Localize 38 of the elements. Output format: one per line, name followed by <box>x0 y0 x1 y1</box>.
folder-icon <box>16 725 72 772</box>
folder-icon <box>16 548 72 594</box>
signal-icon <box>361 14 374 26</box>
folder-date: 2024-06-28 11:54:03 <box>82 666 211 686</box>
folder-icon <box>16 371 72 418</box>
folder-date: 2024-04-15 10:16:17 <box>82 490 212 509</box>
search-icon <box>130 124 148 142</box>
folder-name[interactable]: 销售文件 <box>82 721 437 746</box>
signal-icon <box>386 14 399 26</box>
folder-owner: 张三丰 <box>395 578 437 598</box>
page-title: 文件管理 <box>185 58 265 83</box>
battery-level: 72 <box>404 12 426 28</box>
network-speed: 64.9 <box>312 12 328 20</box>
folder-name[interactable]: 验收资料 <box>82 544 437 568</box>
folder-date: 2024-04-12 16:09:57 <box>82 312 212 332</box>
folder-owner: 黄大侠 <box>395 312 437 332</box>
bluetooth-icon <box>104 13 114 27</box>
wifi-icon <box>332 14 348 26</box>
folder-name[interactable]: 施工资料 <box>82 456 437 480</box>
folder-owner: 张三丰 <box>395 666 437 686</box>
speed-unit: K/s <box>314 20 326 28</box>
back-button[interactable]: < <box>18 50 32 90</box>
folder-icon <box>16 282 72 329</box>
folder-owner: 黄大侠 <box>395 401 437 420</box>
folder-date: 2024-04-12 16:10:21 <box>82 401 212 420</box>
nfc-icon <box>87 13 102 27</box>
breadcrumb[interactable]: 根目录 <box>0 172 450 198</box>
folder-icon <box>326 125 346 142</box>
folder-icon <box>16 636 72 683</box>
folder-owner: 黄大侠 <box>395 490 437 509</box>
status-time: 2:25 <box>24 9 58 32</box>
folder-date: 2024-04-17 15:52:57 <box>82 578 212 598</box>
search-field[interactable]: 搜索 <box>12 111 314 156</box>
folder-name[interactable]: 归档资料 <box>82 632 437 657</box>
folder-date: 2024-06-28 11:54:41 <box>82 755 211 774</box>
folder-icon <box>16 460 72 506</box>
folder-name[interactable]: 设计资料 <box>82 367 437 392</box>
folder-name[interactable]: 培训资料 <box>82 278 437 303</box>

_Consigna_
Reproduce todas las líneas anteriores tal como aparecen, sin omitir ni modificar ninguna.

_Respuesta_
Localize 38 of the elements. Output format: one per line, name followed by <box>x0 y0 x1 y1</box>.
folder-icon <box>16 725 72 772</box>
folder-icon <box>16 548 72 594</box>
signal-icon <box>361 14 374 26</box>
folder-date: 2024-06-28 11:54:03 <box>82 666 211 686</box>
folder-icon <box>16 371 72 418</box>
folder-date: 2024-04-15 10:16:17 <box>82 490 212 509</box>
search-icon <box>130 124 148 142</box>
folder-name[interactable]: 销售文件 <box>82 721 437 746</box>
signal-icon <box>386 14 399 26</box>
folder-owner: 张三丰 <box>395 578 437 598</box>
page-title: 文件管理 <box>185 58 265 83</box>
battery-level: 72 <box>404 12 426 28</box>
network-speed: 64.9 <box>312 12 328 20</box>
folder-name[interactable]: 验收资料 <box>82 544 437 568</box>
folder-date: 2024-04-12 16:09:57 <box>82 312 212 332</box>
folder-owner: 黄大侠 <box>395 312 437 332</box>
bluetooth-icon <box>104 13 114 27</box>
wifi-icon <box>332 14 348 26</box>
folder-name[interactable]: 施工资料 <box>82 456 437 480</box>
folder-owner: 张三丰 <box>395 666 437 686</box>
speed-unit: K/s <box>314 20 326 28</box>
back-button[interactable]: < <box>18 50 32 90</box>
folder-icon <box>16 282 72 329</box>
folder-owner: 黄大侠 <box>395 401 437 420</box>
folder-date: 2024-04-12 16:10:21 <box>82 401 212 420</box>
nfc-icon <box>87 13 102 27</box>
breadcrumb[interactable]: 根目录 <box>0 172 450 198</box>
folder-icon <box>326 125 346 142</box>
folder-icon <box>16 636 72 683</box>
folder-owner: 黄大侠 <box>395 490 437 509</box>
status-time: 2:25 <box>24 9 58 32</box>
folder-date: 2024-04-17 15:52:57 <box>82 578 212 598</box>
search-field[interactable]: 搜索 <box>12 111 314 156</box>
folder-name[interactable]: 归档资料 <box>82 632 437 657</box>
folder-date: 2024-06-28 11:54:41 <box>82 755 211 774</box>
folder-icon <box>16 460 72 506</box>
folder-name[interactable]: 设计资料 <box>82 367 437 392</box>
folder-name[interactable]: 培训资料 <box>82 278 437 303</box>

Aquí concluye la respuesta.